PROBLEM TO SOLVE
Below you will find a set of lines. Repeat them all exactly.

PROVIDED RECORDS
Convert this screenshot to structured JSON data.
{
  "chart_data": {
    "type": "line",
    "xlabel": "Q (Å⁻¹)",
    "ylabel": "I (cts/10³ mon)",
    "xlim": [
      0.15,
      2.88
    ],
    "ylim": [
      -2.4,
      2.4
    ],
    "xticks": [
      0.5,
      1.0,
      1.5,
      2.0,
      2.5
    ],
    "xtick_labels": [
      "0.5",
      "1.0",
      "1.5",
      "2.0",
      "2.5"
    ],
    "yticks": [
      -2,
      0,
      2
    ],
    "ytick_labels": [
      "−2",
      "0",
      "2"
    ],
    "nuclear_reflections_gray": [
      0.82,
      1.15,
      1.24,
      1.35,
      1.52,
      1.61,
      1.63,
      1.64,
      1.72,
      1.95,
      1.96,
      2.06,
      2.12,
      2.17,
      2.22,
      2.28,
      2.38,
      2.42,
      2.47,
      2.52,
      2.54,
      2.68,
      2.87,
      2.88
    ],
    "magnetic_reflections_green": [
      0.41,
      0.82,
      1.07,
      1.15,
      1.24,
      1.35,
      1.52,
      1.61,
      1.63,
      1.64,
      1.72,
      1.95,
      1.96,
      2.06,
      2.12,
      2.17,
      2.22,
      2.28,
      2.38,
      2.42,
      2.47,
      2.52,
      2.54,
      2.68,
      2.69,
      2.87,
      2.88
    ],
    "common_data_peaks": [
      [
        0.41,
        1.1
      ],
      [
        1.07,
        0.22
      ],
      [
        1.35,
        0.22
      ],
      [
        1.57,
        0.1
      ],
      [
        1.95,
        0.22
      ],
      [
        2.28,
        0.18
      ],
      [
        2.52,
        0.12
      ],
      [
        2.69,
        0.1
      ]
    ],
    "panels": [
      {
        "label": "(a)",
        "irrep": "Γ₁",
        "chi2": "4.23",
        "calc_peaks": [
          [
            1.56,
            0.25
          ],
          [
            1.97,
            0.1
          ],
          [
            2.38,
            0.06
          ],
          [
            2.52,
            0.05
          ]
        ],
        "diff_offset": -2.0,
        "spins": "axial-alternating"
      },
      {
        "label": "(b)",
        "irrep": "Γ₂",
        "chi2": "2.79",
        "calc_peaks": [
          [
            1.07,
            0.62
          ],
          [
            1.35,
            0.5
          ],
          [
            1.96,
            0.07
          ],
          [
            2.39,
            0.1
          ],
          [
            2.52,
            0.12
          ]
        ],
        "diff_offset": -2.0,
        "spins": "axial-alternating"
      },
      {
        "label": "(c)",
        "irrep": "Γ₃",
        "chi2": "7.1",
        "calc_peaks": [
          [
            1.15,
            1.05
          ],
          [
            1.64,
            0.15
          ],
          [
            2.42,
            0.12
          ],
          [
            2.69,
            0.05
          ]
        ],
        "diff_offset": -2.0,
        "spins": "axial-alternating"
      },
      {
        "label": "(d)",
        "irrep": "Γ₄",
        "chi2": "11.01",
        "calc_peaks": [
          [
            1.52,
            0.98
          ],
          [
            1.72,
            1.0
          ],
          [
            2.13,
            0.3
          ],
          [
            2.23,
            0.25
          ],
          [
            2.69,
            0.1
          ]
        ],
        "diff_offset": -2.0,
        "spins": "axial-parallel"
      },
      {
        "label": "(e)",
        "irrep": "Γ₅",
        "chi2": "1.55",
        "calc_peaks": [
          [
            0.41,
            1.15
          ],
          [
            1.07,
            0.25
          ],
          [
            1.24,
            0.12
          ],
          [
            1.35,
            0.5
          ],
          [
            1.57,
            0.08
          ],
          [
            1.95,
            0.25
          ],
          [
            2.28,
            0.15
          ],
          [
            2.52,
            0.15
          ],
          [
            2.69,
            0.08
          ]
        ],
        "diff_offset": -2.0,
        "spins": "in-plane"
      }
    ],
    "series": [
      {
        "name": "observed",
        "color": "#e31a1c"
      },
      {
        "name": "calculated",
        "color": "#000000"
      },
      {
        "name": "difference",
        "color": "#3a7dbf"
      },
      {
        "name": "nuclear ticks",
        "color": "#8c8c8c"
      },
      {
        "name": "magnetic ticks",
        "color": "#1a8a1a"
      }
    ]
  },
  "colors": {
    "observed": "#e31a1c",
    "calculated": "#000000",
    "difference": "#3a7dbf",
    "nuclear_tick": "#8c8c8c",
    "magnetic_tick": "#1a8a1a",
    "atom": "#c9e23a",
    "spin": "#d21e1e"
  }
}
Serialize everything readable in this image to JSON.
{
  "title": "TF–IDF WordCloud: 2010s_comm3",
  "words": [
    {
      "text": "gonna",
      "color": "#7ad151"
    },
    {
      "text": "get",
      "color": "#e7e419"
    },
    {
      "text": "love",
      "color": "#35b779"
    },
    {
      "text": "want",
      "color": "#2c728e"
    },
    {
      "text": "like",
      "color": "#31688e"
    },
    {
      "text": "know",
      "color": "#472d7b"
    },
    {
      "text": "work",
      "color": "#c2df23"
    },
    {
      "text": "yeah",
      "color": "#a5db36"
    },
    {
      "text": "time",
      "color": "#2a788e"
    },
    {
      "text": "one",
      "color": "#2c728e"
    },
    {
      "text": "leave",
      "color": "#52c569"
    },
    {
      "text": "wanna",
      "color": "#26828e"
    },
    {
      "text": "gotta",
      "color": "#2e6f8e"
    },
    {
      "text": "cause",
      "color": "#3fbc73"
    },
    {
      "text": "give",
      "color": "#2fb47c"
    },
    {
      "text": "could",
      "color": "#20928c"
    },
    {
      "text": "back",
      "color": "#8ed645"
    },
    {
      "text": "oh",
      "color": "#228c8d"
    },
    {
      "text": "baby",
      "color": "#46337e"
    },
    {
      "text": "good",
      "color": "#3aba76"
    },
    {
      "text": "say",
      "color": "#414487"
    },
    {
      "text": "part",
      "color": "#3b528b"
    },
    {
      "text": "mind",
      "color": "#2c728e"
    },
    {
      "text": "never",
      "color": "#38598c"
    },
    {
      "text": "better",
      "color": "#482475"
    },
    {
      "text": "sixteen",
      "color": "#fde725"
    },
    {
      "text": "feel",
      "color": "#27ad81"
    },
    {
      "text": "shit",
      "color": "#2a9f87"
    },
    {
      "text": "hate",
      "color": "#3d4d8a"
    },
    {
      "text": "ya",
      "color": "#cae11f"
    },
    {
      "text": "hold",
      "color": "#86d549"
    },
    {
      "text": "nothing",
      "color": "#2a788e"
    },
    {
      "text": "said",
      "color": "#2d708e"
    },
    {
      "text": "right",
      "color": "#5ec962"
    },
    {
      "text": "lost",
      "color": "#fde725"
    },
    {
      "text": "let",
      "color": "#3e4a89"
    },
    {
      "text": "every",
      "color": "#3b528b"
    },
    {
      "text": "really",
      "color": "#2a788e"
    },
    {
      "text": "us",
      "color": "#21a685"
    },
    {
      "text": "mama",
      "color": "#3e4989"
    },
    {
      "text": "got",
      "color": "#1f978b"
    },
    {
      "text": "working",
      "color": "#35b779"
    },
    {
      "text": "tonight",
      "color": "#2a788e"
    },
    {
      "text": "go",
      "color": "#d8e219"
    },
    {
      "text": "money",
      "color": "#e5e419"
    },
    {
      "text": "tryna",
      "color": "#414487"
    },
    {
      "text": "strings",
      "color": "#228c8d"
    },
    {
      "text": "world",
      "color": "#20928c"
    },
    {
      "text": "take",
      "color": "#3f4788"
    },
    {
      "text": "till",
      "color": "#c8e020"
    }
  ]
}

EXERCISE RESULT
Convert this screenshot to structured JSON data.
{
  "chart_data": {
    "type": "line",
    "xlabel": "Q (Å⁻¹)",
    "ylabel": "I (cts/10³ mon)",
    "xlim": [
      0.15,
      2.88
    ],
    "ylim": [
      -2.4,
      2.4
    ],
    "xticks": [
      0.5,
      1.0,
      1.5,
      2.0,
      2.5
    ],
    "xtick_labels": [
      "0.5",
      "1.0",
      "1.5",
      "2.0",
      "2.5"
    ],
    "yticks": [
      -2,
      0,
      2
    ],
    "ytick_labels": [
      "−2",
      "0",
      "2"
    ],
    "nuclear_reflections_gray": [
      0.82,
      1.15,
      1.24,
      1.35,
      1.52,
      1.61,
      1.63,
      1.64,
      1.72,
      1.95,
      1.96,
      2.06,
      2.12,
      2.17,
      2.22,
      2.28,
      2.38,
      2.42,
      2.47,
      2.52,
      2.54,
      2.68,
      2.87,
      2.88
    ],
    "magnetic_reflections_green": [
      0.41,
      0.82,
      1.07,
      1.15,
      1.24,
      1.35,
      1.52,
      1.61,
      1.63,
      1.64,
      1.72,
      1.95,
      1.96,
      2.06,
      2.12,
      2.17,
      2.22,
      2.28,
      2.38,
      2.42,
      2.47,
      2.52,
      2.54,
      2.68,
      2.69,
      2.87,
      2.88
    ],
    "common_data_peaks": [
      [
        0.41,
        1.1
      ],
      [
        1.07,
        0.22
      ],
      [
        1.35,
        0.22
      ],
      [
        1.57,
        0.1
      ],
      [
        1.95,
        0.22
      ],
      [
        2.28,
        0.18
      ],
      [
        2.52,
        0.12
      ],
      [
        2.69,
        0.1
      ]
    ],
    "panels": [
      {
        "label": "(a)",
        "irrep": "Γ₁",
        "chi2": "4.23",
        "calc_peaks": [
          [
            1.56,
            0.25
          ],
          [
            1.97,
            0.1
          ],
          [
            2.38,
            0.06
          ],
          [
            2.52,
            0.05
          ]
        ],
        "diff_offset": -2.0,
        "spins": "axial-alternating"
      },
      {
        "label": "(b)",
        "irrep": "Γ₂",
        "chi2": "2.79",
        "calc_peaks": [
          [
            1.07,
            0.62
          ],
          [
            1.35,
            0.5
          ],
          [
            1.96,
            0.07
          ],
          [
            2.39,
            0.1
          ],
          [
            2.52,
            0.12
          ]
        ],
        "diff_offset": -2.0,
        "spins": "axial-alternating"
      },
      {
        "label": "(c)",
        "irrep": "Γ₃",
        "chi2": "7.1",
        "calc_peaks": [
          [
            1.15,
            1.05
          ],
          [
            1.64,
            0.15
          ],
          [
            2.42,
            0.12
          ],
          [
            2.69,
            0.05
          ]
        ],
        "diff_offset": -2.0,
        "spins": "axial-alternating"
      },
      {
        "label": "(d)",
        "irrep": "Γ₄",
        "chi2": "11.01",
        "calc_peaks": [
          [
            1.52,
            0.98
          ],
          [
            1.72,
            1.0
          ],
          [
            2.13,
            0.3
          ],
          [
            2.23,
            0.25
          ],
          [
            2.69,
            0.1
          ]
        ],
        "diff_offset": -2.0,
        "spins": "axial-parallel"
      },
      {
        "label": "(e)",
        "irrep": "Γ₅",
        "chi2": "1.55",
        "calc_peaks": [
          [
            0.41,
            1.15
          ],
          [
            1.07,
            0.25
          ],
          [
            1.24,
            0.12
          ],
          [
            1.35,
            0.5
          ],
          [
            1.57,
            0.08
          ],
          [
            1.95,
            0.25
          ],
          [
            2.28,
            0.15
          ],
          [
            2.52,
            0.15
          ],
          [
            2.69,
            0.08
          ]
        ],
        "diff_offset": -2.0,
        "spins": "in-plane"
      }
    ],
    "series": [
      {
        "name": "observed",
        "color": "#e31a1c"
      },
      {
        "name": "calculated",
        "color": "#000000"
      },
      {
        "name": "difference",
        "color": "#3a7dbf"
      },
      {
        "name": "nuclear ticks",
        "color": "#8c8c8c"
      },
      {
        "name": "magnetic ticks",
        "color": "#1a8a1a"
      }
    ]
  },
  "colors": {
    "observed": "#e31a1c",
    "calculated": "#000000",
    "difference": "#3a7dbf",
    "nuclear_tick": "#8c8c8c",
    "magnetic_tick": "#1a8a1a",
    "atom": "#c9e23a",
    "spin": "#d21e1e"
  }
}
Serialize everything readable in this image to JSON.
{
  "title": "TF–IDF WordCloud: 2010s_comm3",
  "words": [
    {
      "text": "gonna",
      "color": "#7ad151"
    },
    {
      "text": "get",
      "color": "#e7e419"
    },
    {
      "text": "love",
      "color": "#35b779"
    },
    {
      "text": "want",
      "color": "#2c728e"
    },
    {
      "text": "like",
      "color": "#31688e"
    },
    {
      "text": "know",
      "color": "#472d7b"
    },
    {
      "text": "work",
      "color": "#c2df23"
    },
    {
      "text": "yeah",
      "color": "#a5db36"
    },
    {
      "text": "time",
      "color": "#2a788e"
    },
    {
      "text": "one",
      "color": "#2c728e"
    },
    {
      "text": "leave",
      "color": "#52c569"
    },
    {
      "text": "wanna",
      "color": "#26828e"
    },
    {
      "text": "gotta",
      "color": "#2e6f8e"
    },
    {
      "text": "cause",
      "color": "#3fbc73"
    },
    {
      "text": "give",
      "color": "#2fb47c"
    },
    {
      "text": "could",
      "color": "#20928c"
    },
    {
      "text": "back",
      "color": "#8ed645"
    },
    {
      "text": "oh",
      "color": "#228c8d"
    },
    {
      "text": "baby",
      "color": "#46337e"
    },
    {
      "text": "good",
      "color": "#3aba76"
    },
    {
      "text": "say",
      "color": "#414487"
    },
    {
      "text": "part",
      "color": "#3b528b"
    },
    {
      "text": "mind",
      "color": "#2c728e"
    },
    {
      "text": "never",
      "color": "#38598c"
    },
    {
      "text": "better",
      "color": "#482475"
    },
    {
      "text": "sixteen",
      "color": "#fde725"
    },
    {
      "text": "feel",
      "color": "#27ad81"
    },
    {
      "text": "shit",
      "color": "#2a9f87"
    },
    {
      "text": "hate",
      "color": "#3d4d8a"
    },
    {
      "text": "ya",
      "color": "#cae11f"
    },
    {
      "text": "hold",
      "color": "#86d549"
    },
    {
      "text": "nothing",
      "color": "#2a788e"
    },
    {
      "text": "said",
      "color": "#2d708e"
    },
    {
      "text": "right",
      "color": "#5ec962"
    },
    {
      "text": "lost",
      "color": "#fde725"
    },
    {
      "text": "let",
      "color": "#3e4a89"
    },
    {
      "text": "every",
      "color": "#3b528b"
    },
    {
      "text": "really",
      "color": "#2a788e"
    },
    {
      "text": "us",
      "color": "#21a685"
    },
    {
      "text": "mama",
      "color": "#3e4989"
    },
    {
      "text": "got",
      "color": "#1f978b"
    },
    {
      "text": "working",
      "color": "#35b779"
    },
    {
      "text": "tonight",
      "color": "#2a788e"
    },
    {
      "text": "go",
      "color": "#d8e219"
    },
    {
      "text": "money",
      "color": "#e5e419"
    },
    {
      "text": "tryna",
      "color": "#414487"
    },
    {
      "text": "strings",
      "color": "#228c8d"
    },
    {
      "text": "world",
      "color": "#20928c"
    },
    {
      "text": "take",
      "color": "#3f4788"
    },
    {
      "text": "till",
      "color": "#c8e020"
    }
  ]
}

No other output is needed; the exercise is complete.